(Records)
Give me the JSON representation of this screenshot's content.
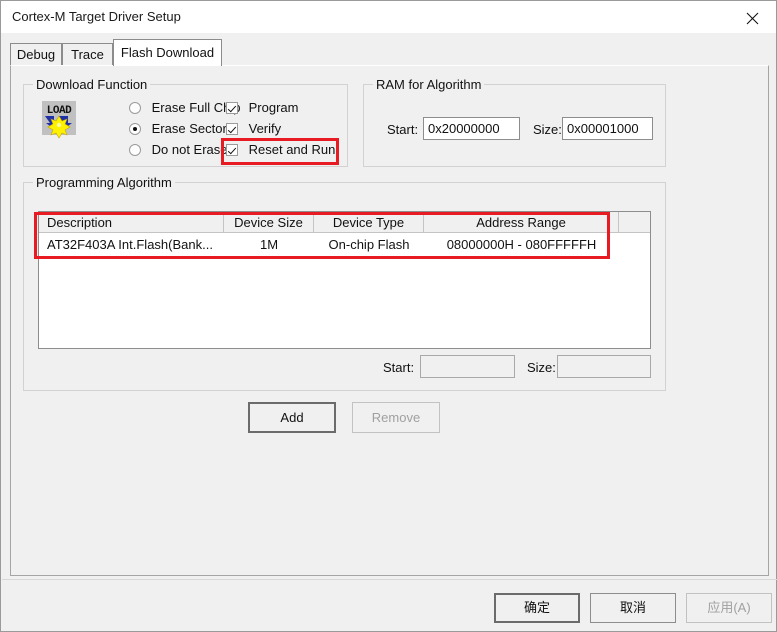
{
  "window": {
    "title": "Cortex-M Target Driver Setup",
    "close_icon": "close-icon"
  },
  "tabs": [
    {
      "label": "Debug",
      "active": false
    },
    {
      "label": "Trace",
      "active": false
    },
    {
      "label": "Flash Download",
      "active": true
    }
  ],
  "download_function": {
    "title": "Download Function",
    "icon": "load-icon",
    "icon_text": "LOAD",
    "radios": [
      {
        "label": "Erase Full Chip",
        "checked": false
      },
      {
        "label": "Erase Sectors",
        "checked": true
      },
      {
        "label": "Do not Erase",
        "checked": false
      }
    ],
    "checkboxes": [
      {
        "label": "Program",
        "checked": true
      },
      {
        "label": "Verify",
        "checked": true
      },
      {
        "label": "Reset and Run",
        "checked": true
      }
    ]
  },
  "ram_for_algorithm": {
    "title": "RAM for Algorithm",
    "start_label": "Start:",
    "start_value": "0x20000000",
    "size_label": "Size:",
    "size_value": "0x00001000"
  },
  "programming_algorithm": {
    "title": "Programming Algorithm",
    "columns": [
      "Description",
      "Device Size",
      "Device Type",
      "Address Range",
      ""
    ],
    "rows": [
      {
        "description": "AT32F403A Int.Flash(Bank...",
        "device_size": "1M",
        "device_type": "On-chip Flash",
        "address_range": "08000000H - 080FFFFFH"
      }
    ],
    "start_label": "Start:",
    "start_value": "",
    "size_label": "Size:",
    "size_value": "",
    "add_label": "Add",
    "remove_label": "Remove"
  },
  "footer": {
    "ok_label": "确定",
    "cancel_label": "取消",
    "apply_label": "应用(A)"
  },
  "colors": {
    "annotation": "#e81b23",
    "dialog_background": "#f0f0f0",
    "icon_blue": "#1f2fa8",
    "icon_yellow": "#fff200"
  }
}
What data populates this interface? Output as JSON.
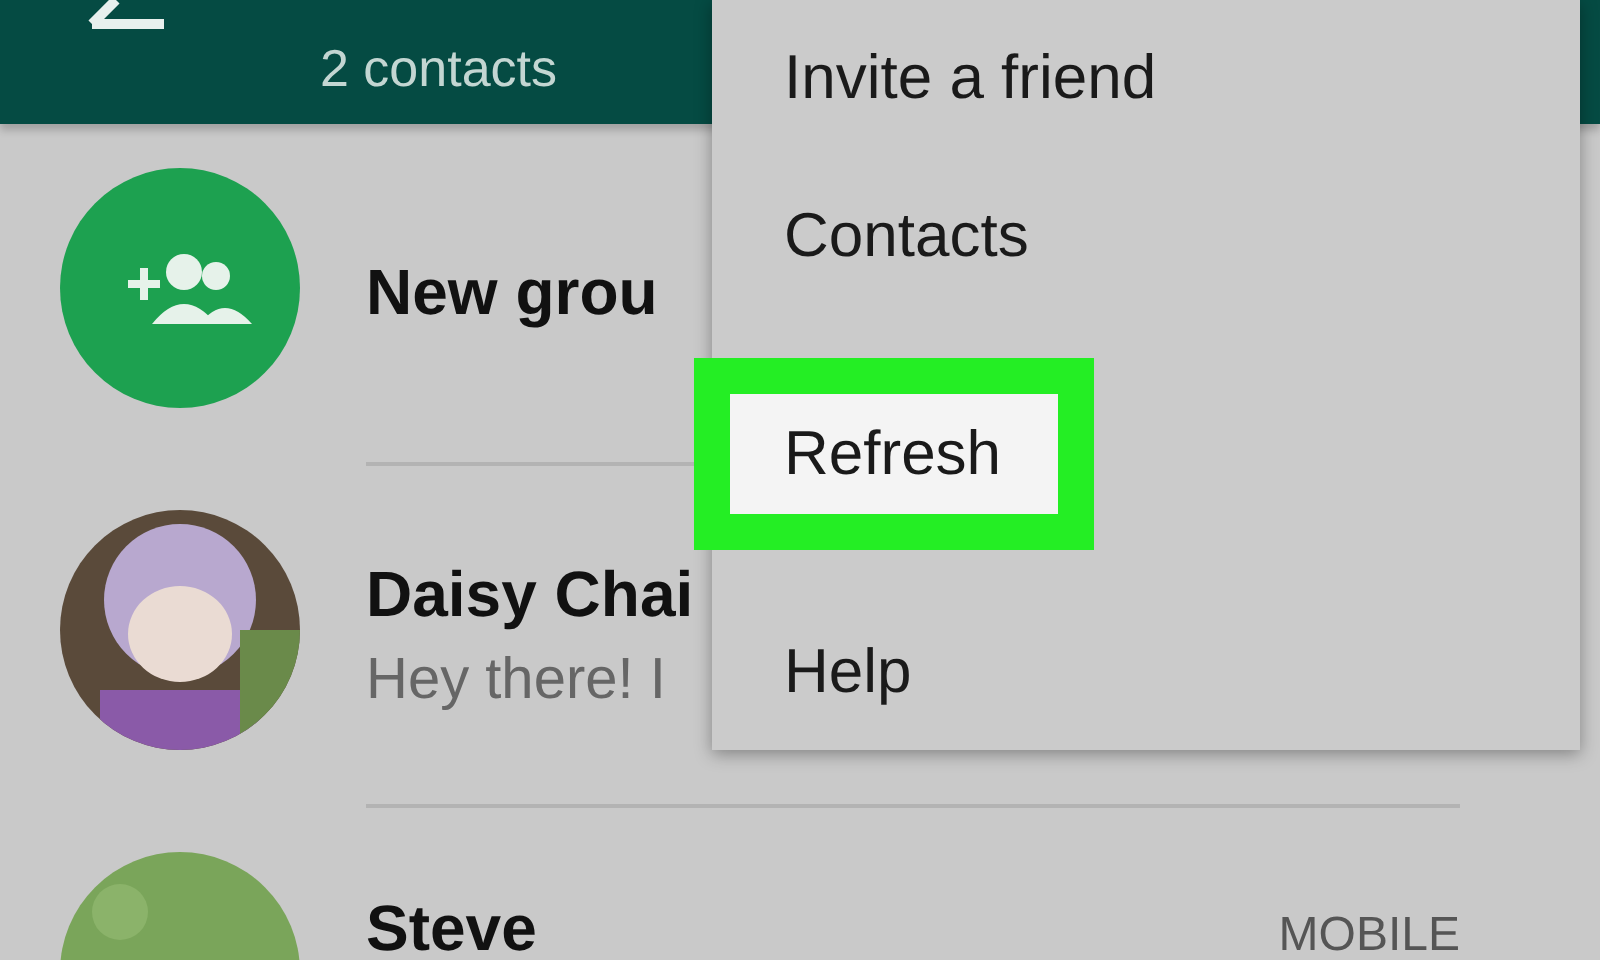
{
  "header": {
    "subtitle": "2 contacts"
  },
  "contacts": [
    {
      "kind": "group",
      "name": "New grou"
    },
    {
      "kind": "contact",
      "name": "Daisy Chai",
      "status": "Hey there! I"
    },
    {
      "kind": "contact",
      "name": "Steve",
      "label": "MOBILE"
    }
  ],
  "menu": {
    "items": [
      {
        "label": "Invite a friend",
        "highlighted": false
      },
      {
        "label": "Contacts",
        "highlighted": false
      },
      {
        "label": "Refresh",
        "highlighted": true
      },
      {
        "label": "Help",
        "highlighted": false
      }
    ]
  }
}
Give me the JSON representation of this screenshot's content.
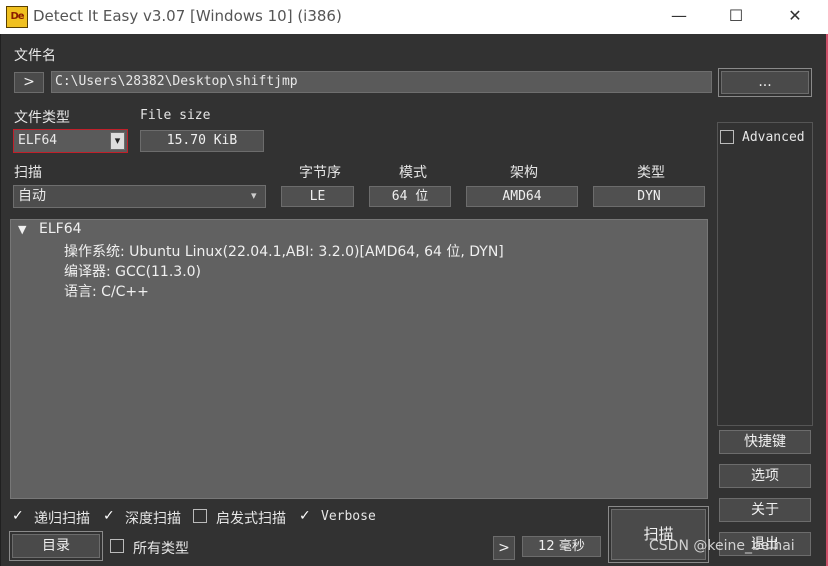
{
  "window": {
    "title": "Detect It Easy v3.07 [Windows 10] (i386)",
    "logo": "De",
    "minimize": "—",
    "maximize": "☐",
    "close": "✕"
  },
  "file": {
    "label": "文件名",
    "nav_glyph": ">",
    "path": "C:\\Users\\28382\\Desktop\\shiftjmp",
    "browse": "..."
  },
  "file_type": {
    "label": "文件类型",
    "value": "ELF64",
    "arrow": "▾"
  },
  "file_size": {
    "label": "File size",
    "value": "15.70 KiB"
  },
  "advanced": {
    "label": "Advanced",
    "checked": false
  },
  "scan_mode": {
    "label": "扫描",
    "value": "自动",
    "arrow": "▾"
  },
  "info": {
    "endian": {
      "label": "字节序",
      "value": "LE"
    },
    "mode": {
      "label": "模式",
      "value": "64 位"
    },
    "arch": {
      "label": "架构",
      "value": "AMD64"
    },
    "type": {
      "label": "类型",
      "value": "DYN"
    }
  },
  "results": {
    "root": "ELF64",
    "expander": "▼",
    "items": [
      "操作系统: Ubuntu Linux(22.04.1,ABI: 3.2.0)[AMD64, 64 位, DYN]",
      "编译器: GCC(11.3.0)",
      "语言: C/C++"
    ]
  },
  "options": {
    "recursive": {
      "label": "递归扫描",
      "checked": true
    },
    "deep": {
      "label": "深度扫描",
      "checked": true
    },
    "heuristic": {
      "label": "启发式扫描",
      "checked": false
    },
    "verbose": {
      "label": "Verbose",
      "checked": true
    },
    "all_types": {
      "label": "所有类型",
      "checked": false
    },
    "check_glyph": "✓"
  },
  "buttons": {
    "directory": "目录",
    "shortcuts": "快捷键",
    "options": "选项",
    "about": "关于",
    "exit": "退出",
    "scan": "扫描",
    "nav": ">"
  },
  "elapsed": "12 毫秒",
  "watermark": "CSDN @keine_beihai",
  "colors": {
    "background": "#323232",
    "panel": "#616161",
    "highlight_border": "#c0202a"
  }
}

▶ **Your instructions**
Reproduce the full listing faithfully, but do not carry over any pictures.

▶ **The completed task**
Give me the JSON representation of this screenshot's content.
{
  "window": {
    "title": "Cortex-M Target Driver Setup",
    "close_icon": "close-icon"
  },
  "tabs": [
    {
      "label": "Debug",
      "active": false
    },
    {
      "label": "Trace",
      "active": false
    },
    {
      "label": "Flash Download",
      "active": true
    }
  ],
  "download_function": {
    "title": "Download Function",
    "icon": "load-icon",
    "icon_text": "LOAD",
    "radios": [
      {
        "label": "Erase Full Chip",
        "checked": false
      },
      {
        "label": "Erase Sectors",
        "checked": true
      },
      {
        "label": "Do not Erase",
        "checked": false
      }
    ],
    "checkboxes": [
      {
        "label": "Program",
        "checked": true
      },
      {
        "label": "Verify",
        "checked": true
      },
      {
        "label": "Reset and Run",
        "checked": true
      }
    ]
  },
  "ram_for_algorithm": {
    "title": "RAM for Algorithm",
    "start_label": "Start:",
    "start_value": "0x20000000",
    "size_label": "Size:",
    "size_value": "0x00001000"
  },
  "programming_algorithm": {
    "title": "Programming Algorithm",
    "columns": [
      "Description",
      "Device Size",
      "Device Type",
      "Address Range",
      ""
    ],
    "rows": [
      {
        "description": "AT32F403A Int.Flash(Bank...",
        "device_size": "1M",
        "device_type": "On-chip Flash",
        "address_range": "08000000H - 080FFFFFH"
      }
    ],
    "start_label": "Start:",
    "start_value": "",
    "size_label": "Size:",
    "size_value": "",
    "add_label": "Add",
    "remove_label": "Remove"
  },
  "footer": {
    "ok_label": "确定",
    "cancel_label": "取消",
    "apply_label": "应用(A)"
  },
  "colors": {
    "annotation": "#e81b23",
    "dialog_background": "#f0f0f0",
    "icon_blue": "#1f2fa8",
    "icon_yellow": "#fff200"
  }
}
What data populates this interface? Output as JSON.
{
  "header": {
    "subtitle": "2 contacts"
  },
  "contacts": [
    {
      "kind": "group",
      "name": "New grou"
    },
    {
      "kind": "contact",
      "name": "Daisy Chai",
      "status": "Hey there! I"
    },
    {
      "kind": "contact",
      "name": "Steve",
      "label": "MOBILE"
    }
  ],
  "menu": {
    "items": [
      {
        "label": "Invite a friend",
        "highlighted": false
      },
      {
        "label": "Contacts",
        "highlighted": false
      },
      {
        "label": "Refresh",
        "highlighted": true
      },
      {
        "label": "Help",
        "highlighted": false
      }
    ]
  }
}
Give me the JSON representation of this screenshot's content.
{
  "window": {
    "title": "Detect It Easy v3.07 [Windows 10] (i386)",
    "logo": "De",
    "minimize": "—",
    "maximize": "☐",
    "close": "✕"
  },
  "file": {
    "label": "文件名",
    "nav_glyph": ">",
    "path": "C:\\Users\\28382\\Desktop\\shiftjmp",
    "browse": "..."
  },
  "file_type": {
    "label": "文件类型",
    "value": "ELF64",
    "arrow": "▾"
  },
  "file_size": {
    "label": "File size",
    "value": "15.70 KiB"
  },
  "advanced": {
    "label": "Advanced",
    "checked": false
  },
  "scan_mode": {
    "label": "扫描",
    "value": "自动",
    "arrow": "▾"
  },
  "info": {
    "endian": {
      "label": "字节序",
      "value": "LE"
    },
    "mode": {
      "label": "模式",
      "value": "64 位"
    },
    "arch": {
      "label": "架构",
      "value": "AMD64"
    },
    "type": {
      "label": "类型",
      "value": "DYN"
    }
  },
  "results": {
    "root": "ELF64",
    "expander": "▼",
    "items": [
      "操作系统: Ubuntu Linux(22.04.1,ABI: 3.2.0)[AMD64, 64 位, DYN]",
      "编译器: GCC(11.3.0)",
      "语言: C/C++"
    ]
  },
  "options": {
    "recursive": {
      "label": "递归扫描",
      "checked": true
    },
    "deep": {
      "label": "深度扫描",
      "checked": true
    },
    "heuristic": {
      "label": "启发式扫描",
      "checked": false
    },
    "verbose": {
      "label": "Verbose",
      "checked": true
    },
    "all_types": {
      "label": "所有类型",
      "checked": false
    },
    "check_glyph": "✓"
  },
  "buttons": {
    "directory": "目录",
    "shortcuts": "快捷键",
    "options": "选项",
    "about": "关于",
    "exit": "退出",
    "scan": "扫描",
    "nav": ">"
  },
  "elapsed": "12 毫秒",
  "watermark": "CSDN @keine_beihai",
  "colors": {
    "background": "#323232",
    "panel": "#616161",
    "highlight_border": "#c0202a"
  }
}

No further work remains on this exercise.